> _Data for processing_
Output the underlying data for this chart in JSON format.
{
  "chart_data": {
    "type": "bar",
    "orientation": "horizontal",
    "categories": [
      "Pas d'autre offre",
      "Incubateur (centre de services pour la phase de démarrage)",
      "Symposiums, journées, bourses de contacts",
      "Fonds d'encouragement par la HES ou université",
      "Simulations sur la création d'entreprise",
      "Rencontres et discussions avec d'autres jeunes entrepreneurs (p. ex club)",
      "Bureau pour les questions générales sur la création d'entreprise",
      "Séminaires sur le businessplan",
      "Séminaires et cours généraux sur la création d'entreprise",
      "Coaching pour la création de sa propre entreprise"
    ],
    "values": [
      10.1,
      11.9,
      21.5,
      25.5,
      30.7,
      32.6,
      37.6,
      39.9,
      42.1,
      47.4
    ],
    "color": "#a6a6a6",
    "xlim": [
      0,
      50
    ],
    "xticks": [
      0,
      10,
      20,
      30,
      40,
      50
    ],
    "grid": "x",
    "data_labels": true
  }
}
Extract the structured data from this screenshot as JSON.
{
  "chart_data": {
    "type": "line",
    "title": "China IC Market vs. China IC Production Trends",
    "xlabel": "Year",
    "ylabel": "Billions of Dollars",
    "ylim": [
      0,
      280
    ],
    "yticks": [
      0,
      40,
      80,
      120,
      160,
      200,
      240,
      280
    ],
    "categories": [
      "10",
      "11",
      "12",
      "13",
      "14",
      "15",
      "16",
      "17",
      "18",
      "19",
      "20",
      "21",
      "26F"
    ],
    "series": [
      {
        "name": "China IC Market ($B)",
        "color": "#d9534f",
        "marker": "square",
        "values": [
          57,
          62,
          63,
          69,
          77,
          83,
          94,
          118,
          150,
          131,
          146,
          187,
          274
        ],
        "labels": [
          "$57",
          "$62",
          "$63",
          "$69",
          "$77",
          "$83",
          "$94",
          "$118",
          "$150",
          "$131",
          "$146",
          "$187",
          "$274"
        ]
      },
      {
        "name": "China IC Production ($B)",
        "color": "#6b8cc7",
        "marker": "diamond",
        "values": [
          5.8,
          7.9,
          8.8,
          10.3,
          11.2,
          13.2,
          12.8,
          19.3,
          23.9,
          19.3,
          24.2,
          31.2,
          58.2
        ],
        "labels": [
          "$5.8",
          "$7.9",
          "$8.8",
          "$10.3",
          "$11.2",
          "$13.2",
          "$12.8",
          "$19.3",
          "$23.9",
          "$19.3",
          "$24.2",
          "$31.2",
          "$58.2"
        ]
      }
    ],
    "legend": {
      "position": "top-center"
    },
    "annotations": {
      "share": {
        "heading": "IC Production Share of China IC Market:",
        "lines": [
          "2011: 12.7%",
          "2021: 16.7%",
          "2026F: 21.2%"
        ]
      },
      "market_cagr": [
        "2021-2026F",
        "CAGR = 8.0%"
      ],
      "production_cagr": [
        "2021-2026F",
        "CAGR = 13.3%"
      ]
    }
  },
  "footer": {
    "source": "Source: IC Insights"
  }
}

> _Directions for this task_
Extract each line holding the word "JSON" from the records.

> _Solution to this problem_
Output the underlying data for this chart in JSON format.
Extract the structured data from this screenshot as JSON.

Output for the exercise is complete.